» **抜粋本文**

════════════════════

表現の幅は “豊富な素材”で大きく変わる

「質の高いコンテンツ」を生み出すサービス

次世代の環境構築と試行錯誤

ストック素材などのアセット活用は、今を生きるクリエイターにとって重要な課題だ。これは単に、素材を使って作業効率を上げようという話にとどまらない。創造の裾野が広がった現代では、多くの人がクリエイティビティを発揮しており、優れた写真や映像が世に溢れている。そしてそれらがストック素材の市場を活性化し、クリエイターの創造を支える構図も出来上がっている。

つまりは、こうした優れた素材を活用する体制を整えているかどうかで、表現の幅が大きく変わってくる。ひいてはそれが制作物のクオリティを左右し、ビジネスの成否をも左右するというわけだ。

また、写真やビデオ素材だけでなく、デザインに使用するフォントもまたアセットの一種だといえる。表現の幅を広げるという意味では、やはり豊富なフォントを利用できる環境構築は不可欠となる。数の限られた定番フォントで自分なりの表現を磨くのも結構だが、いろいろなフォントを使いこなそうとして試行錯誤することによって、さらに数多くの経験や気づきを得られるだろう。

アドビが提供している「アドビストック(Adobe Stock)」や「タイプキット(Typekit)」は、そうした現在のデザインニーズに即したサービスだといえる。アドビCCと組み合わせて活用することで、これからのクリエイティブに必要な「ツール」と「AI」、そして「アセット」のすべてが揃うことになるのだ。

1億点を超えるプロ向けの写真、動画、イラストが使える!

「Adobe Stock」

ビジュアルの力は、制作物の出来を大きく左右する。もちろんデザインの核となるのはコンセプトやメッセージだが、そうした意図を的確に伝えられるかどうかはビジュアルにかかっている。しかし、コンセプトに合ったビジュアルを自前で用意するのは意外と大変で、ストックフォトサービスから素材を探し回ることも多い。

════════════════════

» **提供データ**

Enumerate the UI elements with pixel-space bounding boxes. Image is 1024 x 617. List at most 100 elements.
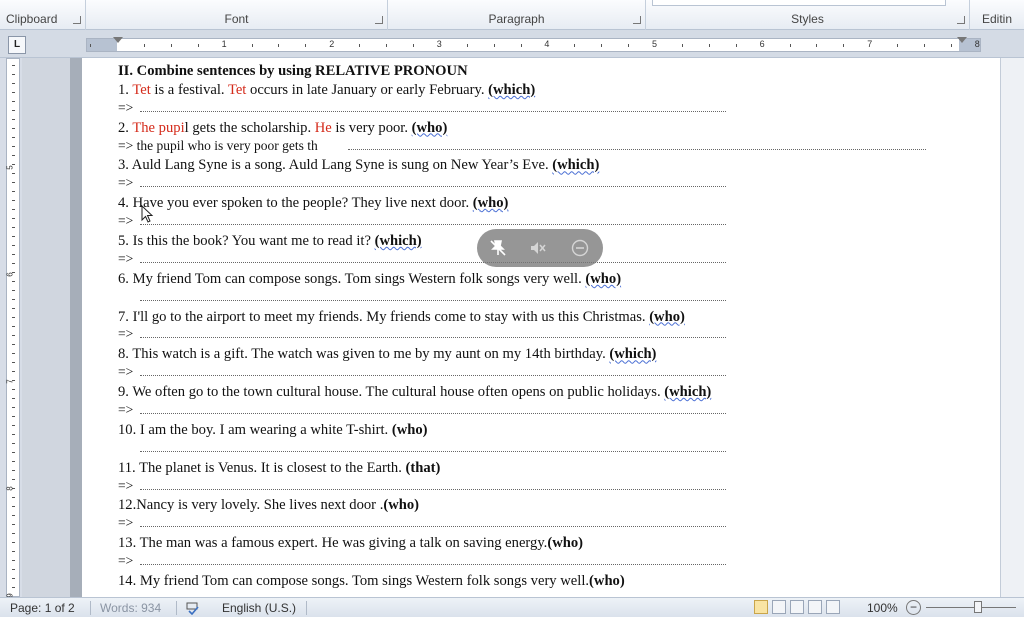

════════════════════

» **求められる内容**
ストック素材の活用を論じた文章を、最後の文の後から書き継いでください。

» **課題への回答**
世の中にはさまざまなストックフォトサービスがあるが、アドビストックはクオリティの高い素材が充実しており、そのうえアドビツールとのシームレスな連携ができる点が大きな魅力となる。

フォトショップやイラストレータをはじめとするアドビのツール群では素材をソフト内で直接検索でき、カンプデータをドキュメントに配置するまでもスムースだ。しかも素材を決済すれば、ドキュメント上の素材は即座に実データへと更新される。面倒な差し替え作業は一切ない。これは画像素材に限ったことではなく、3Dデータやビデオ素材でも同様だ。

アセットの購入はアドビCCのサブスクリプションとは別に料金が発生するが、その料金体系は非常に柔軟なものになっている。画像購入に必要となる「クレジット」をまとめて購入する方法もあるし、毎月決まった点数まで購入できるサブスクリプションプランもある。

より安価な料金体系のストックサービスも存在するが、肝心なのは狙いにあった内容・品質の素材を素早く見つけられるかどうかだろう。その点アドビストックは品質と料金体系のバランスがよく、プロにとって「ちょうどいい」選択肢となる。

また、ビデオ素材やテンプレート、3Dモデルまで取り扱っているのも魅力のひとつだ。特にビデオ素材は充実しており、映像制作の助けになるだろう。

 

Adobe Stockの活用方法

WEBから検索

WEBサイトのトップページで使用する画像をAdobe Stockで検索してみよう。Illustrator CCやPhotoshop CCなどでは[ライブラリ]パネルから直接検索できる。

お気に入りをダウンロード

気に入ったものが見つかったら、雲のアイコンをクリックすると自分のAdobe CCライブラリにカンプデータがダウンロードされる。この状態はあくまでカンプデータなので、決済にはならない。

ドラッグ&ドロップで貼付

パネルの表示を自分のライブラリに切り替えると、ダウンロードしたカンプデータが格納されているのがわかる。ここからドラッグするとドキュメントに配置できる。

メニューアイコンからアクセス

Adobe CCのメニューアイコンからアクセスすることもできる。検索するとWEBブラウザで検索結果が表示される。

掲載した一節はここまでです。